Prompt>
Retype all of the listing exactly, passing over any picture you find.

[Dataset items]
****************

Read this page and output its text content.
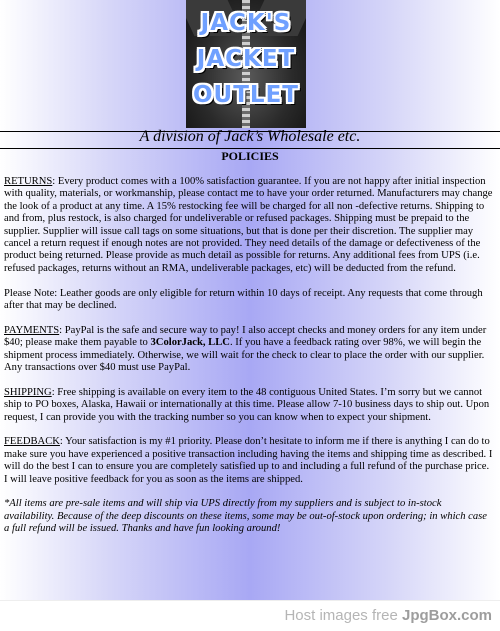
JACK'S
JACKET
OUTLET
A division of Jack’s Wholesale etc.
POLICIES

RETURNS: Every product comes with a 100% satisfaction guarantee. If you are not happy after initial inspection with quality, materials, or workmanship, please contact me to have your order returned. Manufacturers may change the look of a product at any time. A 15% restocking fee will be charged for all non -defective returns. Shipping to and from, plus restock, is also charged for undeliverable or refused packages. Shipping must be prepaid to the supplier. Supplier will issue call tags on some situations, but that is done per their discretion. The supplier may cancel a return request if enough notes are not provided. They need details of the damage or defectiveness of the product being returned. Please provide as much detail as possible for returns. Any additional fees from UPS (i.e. refused packages, returns without an RMA, undeliverable packages, etc) will be deducted from the refund.

Please Note: Leather goods are only eligible for return within 10 days of receipt. Any requests that come through after that may be declined.

PAYMENTS: PayPal is the safe and secure way to pay! I also accept checks and money orders for any item under $40; please make them payable to 3ColorJack, LLC. If you have a feedback rating over 98%, we will begin the shipment process immediately. Otherwise, we will wait for the check to clear to place the order with our supplier. Any transactions over $40 must use PayPal.

SHIPPING: Free shipping is available on every item to the 48 contiguous United States. I’m sorry but we cannot ship to PO boxes, Alaska, Hawaii or internationally at this time. Please allow 7-10 business days to ship out. Upon request, I can provide you with the tracking number so you can know when to expect your shipment.

FEEDBACK: Your satisfaction is my #1 priority. Please don’t hesitate to inform me if there is anything I can do to make sure you have experienced a positive transaction including having the items and shipping time as described. I will do the best I can to ensure you are completely satisfied up to and including a full refund of the purchase price. I will leave positive feedback for you as soon as the items are shipped.

*All items are pre-sale items and will ship via UPS directly from my suppliers and is subject to in-stock availability. Because of the deep discounts on these items, some may be out-of-stock upon ordering; in which case a full refund will be issued. Thanks and have fun looking around!

Host images free JpgBox.com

****************

Correct output>
Read this page and output its text content.
JACK'S
JACKET
OUTLET
A division of Jack’s Wholesale etc.
POLICIES

RETURNS: Every product comes with a 100% satisfaction guarantee. If you are not happy after initial inspection with quality, materials, or workmanship, please contact me to have your order returned. Manufacturers may change the look of a product at any time. A 15% restocking fee will be charged for all non -defective returns. Shipping to and from, plus restock, is also charged for undeliverable or refused packages. Shipping must be prepaid to the supplier. Supplier will issue call tags on some situations, but that is done per their discretion. The supplier may cancel a return request if enough notes are not provided. They need details of the damage or defectiveness of the product being returned. Please provide as much detail as possible for returns. Any additional fees from UPS (i.e. refused packages, returns without an RMA, undeliverable packages, etc) will be deducted from the refund.

Please Note: Leather goods are only eligible for return within 10 days of receipt. Any requests that come through after that may be declined.

PAYMENTS: PayPal is the safe and secure way to pay! I also accept checks and money orders for any item under $40; please make them payable to 3ColorJack, LLC. If you have a feedback rating over 98%, we will begin the shipment process immediately. Otherwise, we will wait for the check to clear to place the order with our supplier. Any transactions over $40 must use PayPal.

SHIPPING: Free shipping is available on every item to the 48 contiguous United States. I’m sorry but we cannot ship to PO boxes, Alaska, Hawaii or internationally at this time. Please allow 7-10 business days to ship out. Upon request, I can provide you with the tracking number so you can know when to expect your shipment.

FEEDBACK: Your satisfaction is my #1 priority. Please don’t hesitate to inform me if there is anything I can do to make sure you have experienced a positive transaction including having the items and shipping time as described. I will do the best I can to ensure you are completely satisfied up to and including a full refund of the purchase price. I will leave positive feedback for you as soon as the items are shipped.

*All items are pre-sale items and will ship via UPS directly from my suppliers and is subject to in-stock availability. Because of the deep discounts on these items, some may be out-of-stock upon ordering; in which case a full refund will be issued. Thanks and have fun looking around!

Host images free JpgBox.com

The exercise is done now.